• Work to complete: Find the lines that hold the word "icon" and return them.

(Extracted data entries)
----
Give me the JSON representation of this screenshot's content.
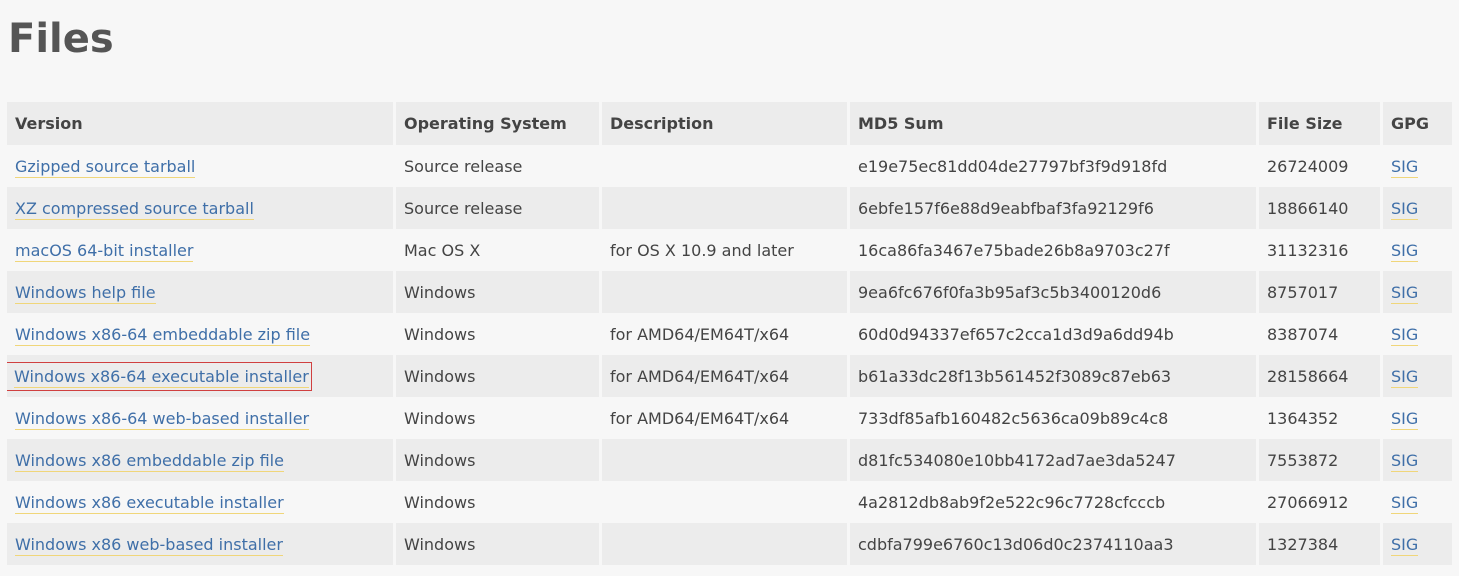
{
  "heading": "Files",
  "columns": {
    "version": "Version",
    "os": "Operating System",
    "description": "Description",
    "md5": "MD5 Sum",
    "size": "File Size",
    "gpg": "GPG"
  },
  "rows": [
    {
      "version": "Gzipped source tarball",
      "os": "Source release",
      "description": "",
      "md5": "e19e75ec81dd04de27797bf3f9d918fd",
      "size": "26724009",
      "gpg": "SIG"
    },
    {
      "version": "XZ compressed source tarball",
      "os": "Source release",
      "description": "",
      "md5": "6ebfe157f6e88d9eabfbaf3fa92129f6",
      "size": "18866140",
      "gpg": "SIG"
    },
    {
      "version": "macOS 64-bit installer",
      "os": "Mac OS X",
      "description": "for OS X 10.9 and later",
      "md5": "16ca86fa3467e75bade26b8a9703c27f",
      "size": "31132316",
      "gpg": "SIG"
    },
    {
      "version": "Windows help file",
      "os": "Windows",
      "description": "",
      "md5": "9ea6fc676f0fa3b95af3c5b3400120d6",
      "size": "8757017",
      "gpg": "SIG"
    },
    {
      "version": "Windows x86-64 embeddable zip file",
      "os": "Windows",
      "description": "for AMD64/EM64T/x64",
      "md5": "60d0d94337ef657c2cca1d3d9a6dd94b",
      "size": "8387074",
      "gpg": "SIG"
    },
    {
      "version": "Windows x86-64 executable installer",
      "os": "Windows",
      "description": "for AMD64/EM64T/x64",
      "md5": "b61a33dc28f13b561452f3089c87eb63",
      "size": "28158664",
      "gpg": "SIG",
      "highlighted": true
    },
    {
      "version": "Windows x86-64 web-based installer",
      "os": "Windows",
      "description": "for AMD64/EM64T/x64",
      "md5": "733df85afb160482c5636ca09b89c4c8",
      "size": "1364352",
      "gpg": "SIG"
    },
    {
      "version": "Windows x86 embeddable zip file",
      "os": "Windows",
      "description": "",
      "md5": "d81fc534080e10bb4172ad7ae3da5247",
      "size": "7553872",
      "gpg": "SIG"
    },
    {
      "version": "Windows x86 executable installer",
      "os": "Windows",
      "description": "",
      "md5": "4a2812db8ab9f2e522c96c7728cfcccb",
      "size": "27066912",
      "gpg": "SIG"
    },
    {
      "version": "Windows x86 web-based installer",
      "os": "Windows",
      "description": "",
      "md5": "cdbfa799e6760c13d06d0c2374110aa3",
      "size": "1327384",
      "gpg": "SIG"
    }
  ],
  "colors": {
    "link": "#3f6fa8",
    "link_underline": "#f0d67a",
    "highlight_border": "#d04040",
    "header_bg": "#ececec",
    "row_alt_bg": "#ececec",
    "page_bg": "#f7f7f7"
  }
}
----
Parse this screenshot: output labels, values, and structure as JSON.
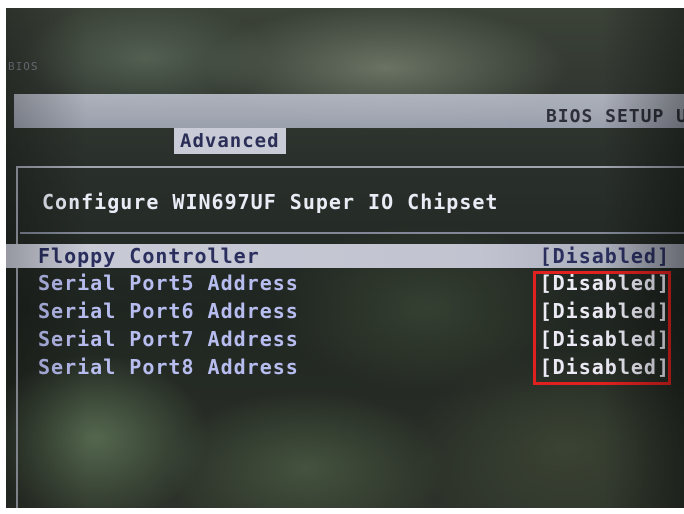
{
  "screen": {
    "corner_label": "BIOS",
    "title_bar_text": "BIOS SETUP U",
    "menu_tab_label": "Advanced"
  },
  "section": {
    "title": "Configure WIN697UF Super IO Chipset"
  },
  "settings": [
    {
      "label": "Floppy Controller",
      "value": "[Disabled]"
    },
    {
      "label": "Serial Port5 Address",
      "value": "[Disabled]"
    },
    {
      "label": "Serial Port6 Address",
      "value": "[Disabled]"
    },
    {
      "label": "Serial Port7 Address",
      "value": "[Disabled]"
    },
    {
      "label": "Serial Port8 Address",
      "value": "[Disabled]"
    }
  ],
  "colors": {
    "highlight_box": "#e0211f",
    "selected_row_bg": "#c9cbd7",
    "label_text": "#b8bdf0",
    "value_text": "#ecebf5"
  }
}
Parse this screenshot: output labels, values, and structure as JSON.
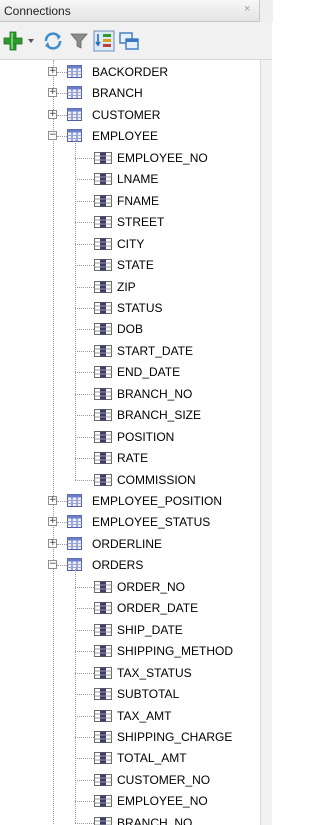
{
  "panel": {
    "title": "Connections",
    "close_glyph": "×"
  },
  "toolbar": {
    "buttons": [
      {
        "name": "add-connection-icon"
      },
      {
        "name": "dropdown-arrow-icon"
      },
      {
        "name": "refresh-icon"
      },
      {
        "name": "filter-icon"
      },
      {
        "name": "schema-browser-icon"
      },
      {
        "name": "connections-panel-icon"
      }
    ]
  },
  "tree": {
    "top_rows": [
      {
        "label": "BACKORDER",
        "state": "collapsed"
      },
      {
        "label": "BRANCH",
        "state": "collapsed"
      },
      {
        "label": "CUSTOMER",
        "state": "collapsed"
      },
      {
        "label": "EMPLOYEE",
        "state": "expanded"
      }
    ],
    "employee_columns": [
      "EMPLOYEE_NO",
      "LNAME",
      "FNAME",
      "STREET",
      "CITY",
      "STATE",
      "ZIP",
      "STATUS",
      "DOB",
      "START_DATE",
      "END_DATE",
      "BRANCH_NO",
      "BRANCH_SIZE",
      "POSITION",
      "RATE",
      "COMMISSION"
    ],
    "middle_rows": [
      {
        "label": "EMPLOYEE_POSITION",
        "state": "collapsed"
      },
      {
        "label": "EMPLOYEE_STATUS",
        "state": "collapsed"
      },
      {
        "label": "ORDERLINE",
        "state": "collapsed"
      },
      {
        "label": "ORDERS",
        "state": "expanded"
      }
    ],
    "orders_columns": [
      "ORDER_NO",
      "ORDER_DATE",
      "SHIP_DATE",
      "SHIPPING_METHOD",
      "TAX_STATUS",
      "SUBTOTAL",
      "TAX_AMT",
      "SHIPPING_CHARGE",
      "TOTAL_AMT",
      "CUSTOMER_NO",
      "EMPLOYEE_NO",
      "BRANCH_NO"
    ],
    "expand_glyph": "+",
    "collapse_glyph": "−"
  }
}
----
• Result:
        "name": "add-connection-icon"
        "name": "dropdown-arrow-icon"
        "name": "refresh-icon"
        "name": "filter-icon"
        "name": "schema-browser-icon"
        "name": "connections-panel-icon"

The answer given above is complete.